# [FRAGMENTO]
Osvaldo Soriano (1943-1997). Periodista y
escritor argentino. Trabajó en las revistas "Primera Plana",
"Panorama" y "Confirmado", y en los diarios "El Eco de
Tandil", "Noticias", "El Cronista", "La
Opinión" y "Página/12". Publicó las novelas "Triste,
solitario y final", "No habrá más penas ni olvido",
"Cuarteles de invierno", "A sus plantas rendido un león",
"Una sombra ya pronto serás", "El ojo de la patria" y
"La hora sin sombra". También es autor de los libros de historias
cortas "Artistas, locos y criminales", "Rebeldes, soñadores y
fugitivos", "Cuentos de los años felices", "Piratas,
fantasmas y dinosaurios" y "Arqueros, ilusionistas y
goleadores". Su obra ha sido traducida a los idiomas inglés, francés,
italiano, alemán, portugués, sueco, noruego, holandés, griego, polaco, húngaro,
checo, hebreo, danés y ruso.
UNO DE MIS DIOSES OCULTOS
Osvaldo Soriano
Creo que varios escritores norteamericanos
cambiaron toda la concepción de la narrativa durante este siglo, principalmente
después de los años '20. Hemingway, Scott Fitzgerald, Caldwell, Ring Lardner,
Dashiell Hammett, publicaron sus primeros libros por la misma época. En
"Triste, solitario y final" y en otra novela que estoy terminando,
hay una gran influencia -si no toda-, de estos grandes que alguna vez leí con
admiración de mitómano. Hemingway, en particular, me asombró en sus cuentos;
recuerdo que cada vez que leía alguno de sus relatos -aunque principalmente
"Los asesinos" y "Cincuenta de a mil"- me decía:
"Escribir es fácil, tiene que ser fácil". Lo contrario me pasaba con
Faulkner; siempre que intentaba leerlo (nunca pasé de treinta o cuarenta
páginas) me decía: "Escribir, contar algo, es demasiado difícil". Es
imposible saber quien ha influido más en los textos que uno escribe solo frente
a una máquina: Hemingway debe haber sido, seguramente, uno de mis dioses
ocultos; menos, quizá, que Chandler y Caldwell (aunque lo mío parezca tener
poco que ver con lo de este enorme narrador), menos que Quiroga y Maupassant.
Releo muy asiduamente a quienes me hacen pensar que contar una historia es la
mejor manera de contar la Historia. De Hemingway hay, en mi novela, algo muy
ínfimo (porque pensar lo contrario sería una total falta de ubicación en la
realidad) de la valorización de los espacios no cubiertos por la escritura. Es
decir: en el autor de "Fiesta" vale más lo que deja fuera del relato
-por misterioso-, que las palabras que cubren la historia. Es uno de los más
grandes narradores de este siglo, uno de los pocos que se ha dado el lujo de
cerrar su obra con una magistral memoria, como "París era una
fiesta". Es que Hemingway es una fiesta, a veces desgarrada y trágica.

# [DATOS DISPONIBLES]
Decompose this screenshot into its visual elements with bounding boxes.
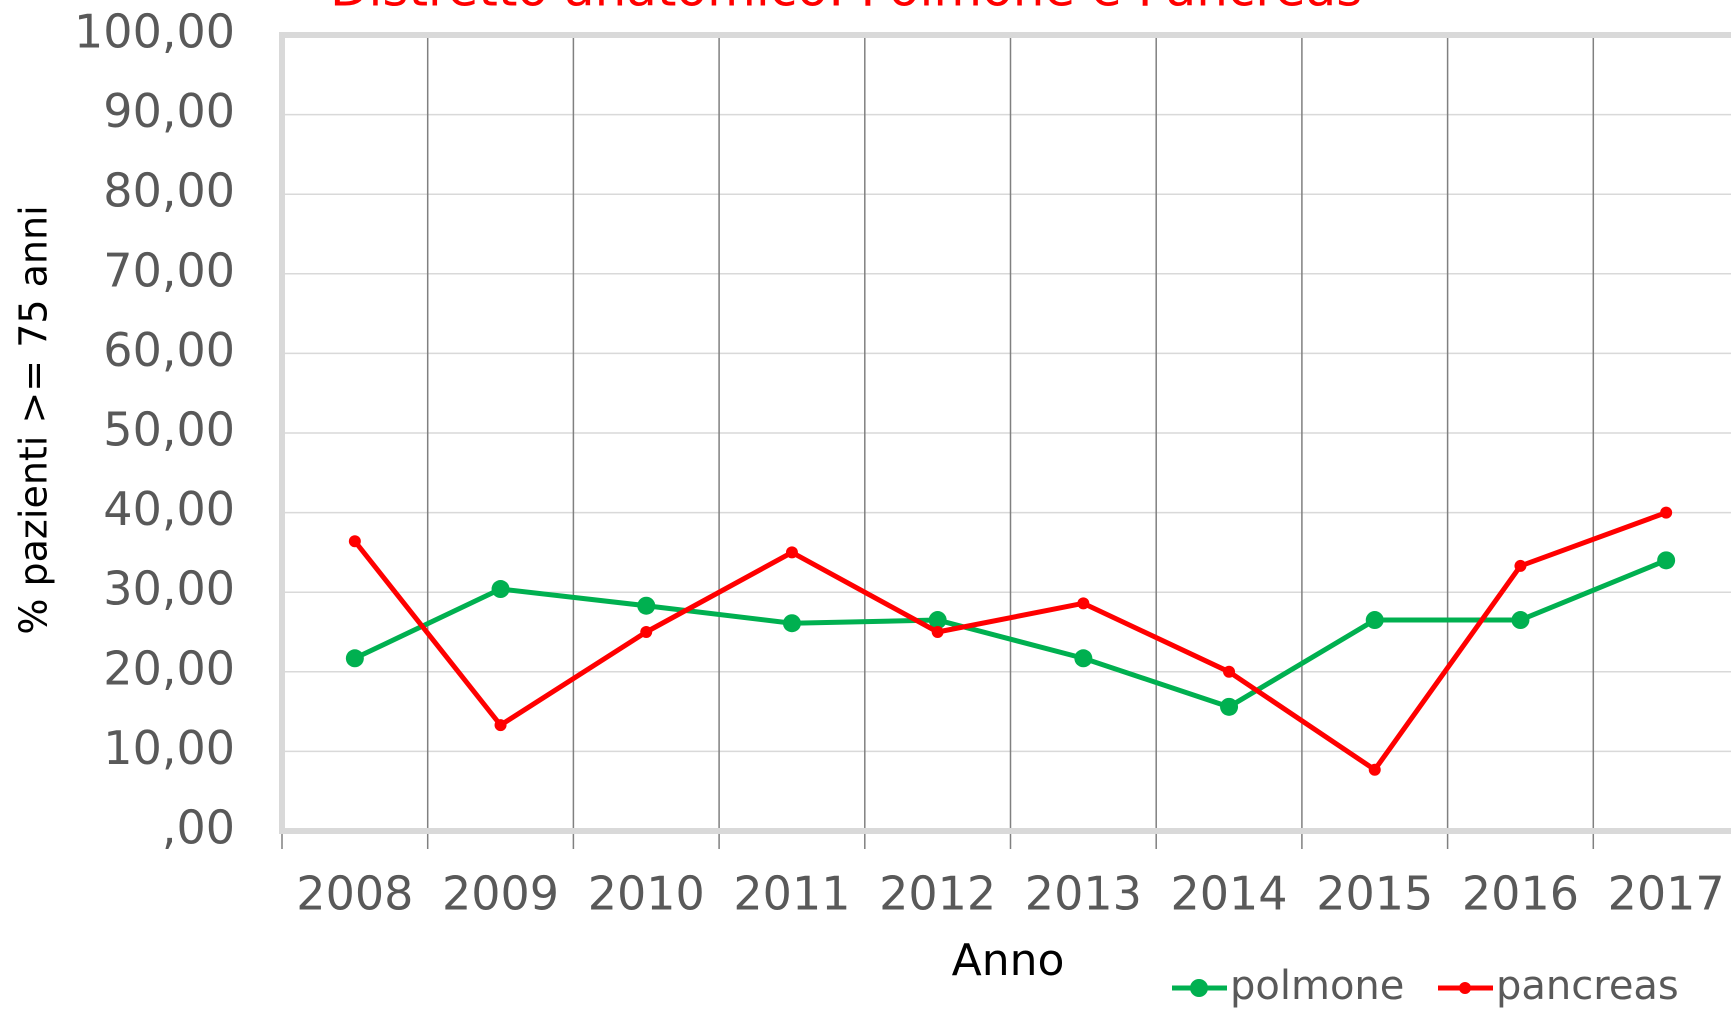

# [PROBLEMA PLANTEADO 1]
Según el fragmento, ¿qué relatos de Hemingway hacían que el autor se dijera que escribir tiene que ser fácil?
# [PROBLEMA PLANTEADO 2]
Por favor, extrae del fragmento todo lo que va desde "Releo muy asiduamente" hasta "desgarrada y trágica.", copiándolo tal cual.

# [RESPUESTA COMPLETA 1]
Principalmente "Los asesinos" y "Cincuenta de a mil".

# [RESPUESTA COMPLETA 2]
Releo muy asiduamente a quienes me hacen pensar que contar una historia es la
mejor manera de contar la Historia. De Hemingway hay, en mi novela, algo muy
ínfimo (porque pensar lo contrario sería una total falta de ubicación en la
realidad) de la valorización de los espacios no cubiertos por la escritura. Es
decir: en el autor de "Fiesta" vale más lo que deja fuera del relato
-por misterioso-, que las palabras que cubren la historia. Es uno de los más
grandes narradores de este siglo, uno de los pocos que se ha dado el lujo de
cerrar su obra con una magistral memoria, como "París era una
fiesta". Es que Hemingway es una fiesta, a veces desgarrada y trágica.